:: WHAT TO PRODUCE ::
What is the number of lines containing "vector"? Give only that number.

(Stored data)
================

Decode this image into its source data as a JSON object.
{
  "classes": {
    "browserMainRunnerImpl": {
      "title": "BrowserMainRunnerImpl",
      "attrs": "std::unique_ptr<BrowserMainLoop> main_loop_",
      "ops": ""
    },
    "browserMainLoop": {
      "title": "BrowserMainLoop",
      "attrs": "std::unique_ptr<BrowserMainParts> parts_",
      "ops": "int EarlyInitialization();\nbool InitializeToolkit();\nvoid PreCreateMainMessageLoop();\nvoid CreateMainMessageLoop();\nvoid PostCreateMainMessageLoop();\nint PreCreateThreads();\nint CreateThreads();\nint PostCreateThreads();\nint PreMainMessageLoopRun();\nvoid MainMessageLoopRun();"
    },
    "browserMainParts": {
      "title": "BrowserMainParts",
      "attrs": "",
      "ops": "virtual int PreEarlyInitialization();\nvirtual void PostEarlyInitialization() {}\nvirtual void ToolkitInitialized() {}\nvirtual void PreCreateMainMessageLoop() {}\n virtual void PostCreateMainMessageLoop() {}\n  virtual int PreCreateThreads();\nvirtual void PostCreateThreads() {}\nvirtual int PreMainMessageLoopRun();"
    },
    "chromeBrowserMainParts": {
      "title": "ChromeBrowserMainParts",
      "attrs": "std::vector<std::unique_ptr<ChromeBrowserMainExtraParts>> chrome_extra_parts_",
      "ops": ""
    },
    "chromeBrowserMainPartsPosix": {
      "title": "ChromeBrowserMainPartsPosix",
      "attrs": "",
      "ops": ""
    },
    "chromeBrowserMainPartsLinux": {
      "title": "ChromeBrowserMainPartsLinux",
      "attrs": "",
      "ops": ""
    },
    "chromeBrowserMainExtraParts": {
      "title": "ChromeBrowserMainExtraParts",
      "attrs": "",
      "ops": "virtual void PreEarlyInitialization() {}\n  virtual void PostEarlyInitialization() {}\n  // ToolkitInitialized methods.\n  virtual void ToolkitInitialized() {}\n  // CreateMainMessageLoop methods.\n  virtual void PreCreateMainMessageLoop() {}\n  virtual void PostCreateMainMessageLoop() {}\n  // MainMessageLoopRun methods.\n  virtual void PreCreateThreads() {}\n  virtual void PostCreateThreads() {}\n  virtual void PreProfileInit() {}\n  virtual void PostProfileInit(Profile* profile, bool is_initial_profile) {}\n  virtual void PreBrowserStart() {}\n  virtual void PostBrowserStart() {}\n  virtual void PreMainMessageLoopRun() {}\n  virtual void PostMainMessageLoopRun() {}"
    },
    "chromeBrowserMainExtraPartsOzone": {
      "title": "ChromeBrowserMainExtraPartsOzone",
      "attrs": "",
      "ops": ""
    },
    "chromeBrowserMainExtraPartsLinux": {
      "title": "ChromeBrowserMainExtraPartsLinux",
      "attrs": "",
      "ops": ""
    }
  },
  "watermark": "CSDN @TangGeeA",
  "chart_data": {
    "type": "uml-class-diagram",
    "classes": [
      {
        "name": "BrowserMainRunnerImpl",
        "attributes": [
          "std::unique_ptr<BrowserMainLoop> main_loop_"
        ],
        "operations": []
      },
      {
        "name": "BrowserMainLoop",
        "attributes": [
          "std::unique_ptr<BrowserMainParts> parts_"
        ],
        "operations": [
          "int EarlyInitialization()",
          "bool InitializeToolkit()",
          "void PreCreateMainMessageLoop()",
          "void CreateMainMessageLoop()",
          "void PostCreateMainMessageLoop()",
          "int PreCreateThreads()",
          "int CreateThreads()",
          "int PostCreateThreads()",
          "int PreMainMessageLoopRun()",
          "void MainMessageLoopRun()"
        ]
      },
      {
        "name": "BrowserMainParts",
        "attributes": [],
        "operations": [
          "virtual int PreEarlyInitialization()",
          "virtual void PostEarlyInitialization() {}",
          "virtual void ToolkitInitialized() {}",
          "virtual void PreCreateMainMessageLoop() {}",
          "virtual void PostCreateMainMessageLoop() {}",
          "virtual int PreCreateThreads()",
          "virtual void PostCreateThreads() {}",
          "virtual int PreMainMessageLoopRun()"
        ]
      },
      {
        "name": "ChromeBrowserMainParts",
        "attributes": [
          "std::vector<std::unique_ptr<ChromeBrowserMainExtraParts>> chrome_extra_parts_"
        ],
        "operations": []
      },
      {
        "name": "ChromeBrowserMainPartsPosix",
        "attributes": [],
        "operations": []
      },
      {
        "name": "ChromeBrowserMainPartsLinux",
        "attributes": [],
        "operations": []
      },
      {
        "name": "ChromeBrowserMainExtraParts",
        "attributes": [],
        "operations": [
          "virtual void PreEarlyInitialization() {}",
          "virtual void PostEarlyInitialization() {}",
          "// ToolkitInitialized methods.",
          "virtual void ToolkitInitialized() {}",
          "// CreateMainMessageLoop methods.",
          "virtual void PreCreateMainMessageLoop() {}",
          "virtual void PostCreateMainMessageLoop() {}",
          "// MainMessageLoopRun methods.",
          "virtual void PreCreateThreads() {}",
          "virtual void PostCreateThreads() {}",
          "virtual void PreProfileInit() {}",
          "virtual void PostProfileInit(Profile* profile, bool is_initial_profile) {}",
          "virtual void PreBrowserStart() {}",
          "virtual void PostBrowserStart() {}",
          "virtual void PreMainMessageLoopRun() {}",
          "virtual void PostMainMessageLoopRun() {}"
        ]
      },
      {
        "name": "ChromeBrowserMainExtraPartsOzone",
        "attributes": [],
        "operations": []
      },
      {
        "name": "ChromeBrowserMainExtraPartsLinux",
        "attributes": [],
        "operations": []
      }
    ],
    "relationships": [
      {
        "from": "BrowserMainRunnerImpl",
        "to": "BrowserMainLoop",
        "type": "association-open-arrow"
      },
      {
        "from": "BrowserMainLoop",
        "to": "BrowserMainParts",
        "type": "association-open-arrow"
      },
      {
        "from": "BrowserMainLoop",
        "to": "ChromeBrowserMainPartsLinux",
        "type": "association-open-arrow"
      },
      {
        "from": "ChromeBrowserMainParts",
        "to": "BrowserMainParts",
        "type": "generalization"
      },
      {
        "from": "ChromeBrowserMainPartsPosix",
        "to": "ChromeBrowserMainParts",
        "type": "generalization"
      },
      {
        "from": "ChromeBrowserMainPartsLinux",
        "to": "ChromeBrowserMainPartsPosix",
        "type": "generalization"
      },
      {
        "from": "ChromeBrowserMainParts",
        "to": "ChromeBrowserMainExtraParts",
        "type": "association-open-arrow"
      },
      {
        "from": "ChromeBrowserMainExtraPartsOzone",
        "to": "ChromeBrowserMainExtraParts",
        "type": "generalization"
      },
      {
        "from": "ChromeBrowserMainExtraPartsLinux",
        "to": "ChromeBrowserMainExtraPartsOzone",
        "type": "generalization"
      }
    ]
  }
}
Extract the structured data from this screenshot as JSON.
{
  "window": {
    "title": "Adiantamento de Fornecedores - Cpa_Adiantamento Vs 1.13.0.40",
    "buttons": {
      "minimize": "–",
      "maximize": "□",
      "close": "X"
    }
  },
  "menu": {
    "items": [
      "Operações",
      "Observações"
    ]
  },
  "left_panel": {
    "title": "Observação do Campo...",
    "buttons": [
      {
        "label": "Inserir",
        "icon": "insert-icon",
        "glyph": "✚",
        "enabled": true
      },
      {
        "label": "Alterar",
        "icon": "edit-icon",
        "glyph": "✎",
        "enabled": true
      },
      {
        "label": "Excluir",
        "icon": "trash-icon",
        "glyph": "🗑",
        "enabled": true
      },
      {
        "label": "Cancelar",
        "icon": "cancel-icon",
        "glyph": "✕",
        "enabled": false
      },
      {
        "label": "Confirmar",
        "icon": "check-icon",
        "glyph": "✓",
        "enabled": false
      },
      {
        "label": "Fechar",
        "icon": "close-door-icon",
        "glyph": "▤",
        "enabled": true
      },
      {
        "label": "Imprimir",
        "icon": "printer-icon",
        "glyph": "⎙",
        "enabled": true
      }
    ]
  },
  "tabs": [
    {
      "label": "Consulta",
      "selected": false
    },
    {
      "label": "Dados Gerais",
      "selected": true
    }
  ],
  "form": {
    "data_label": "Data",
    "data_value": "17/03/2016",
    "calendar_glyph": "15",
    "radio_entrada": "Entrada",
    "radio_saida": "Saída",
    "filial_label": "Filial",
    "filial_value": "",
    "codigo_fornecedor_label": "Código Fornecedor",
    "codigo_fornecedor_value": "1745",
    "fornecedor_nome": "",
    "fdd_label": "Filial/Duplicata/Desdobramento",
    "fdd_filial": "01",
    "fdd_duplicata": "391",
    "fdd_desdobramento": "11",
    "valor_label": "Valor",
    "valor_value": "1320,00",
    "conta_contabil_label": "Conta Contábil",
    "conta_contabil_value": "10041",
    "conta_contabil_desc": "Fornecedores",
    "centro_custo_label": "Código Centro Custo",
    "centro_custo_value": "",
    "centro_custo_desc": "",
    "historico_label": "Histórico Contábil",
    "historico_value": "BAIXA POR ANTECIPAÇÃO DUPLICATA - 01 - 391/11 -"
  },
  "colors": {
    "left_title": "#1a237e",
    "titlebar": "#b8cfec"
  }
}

================

:: WRITTEN ANSWER ::
2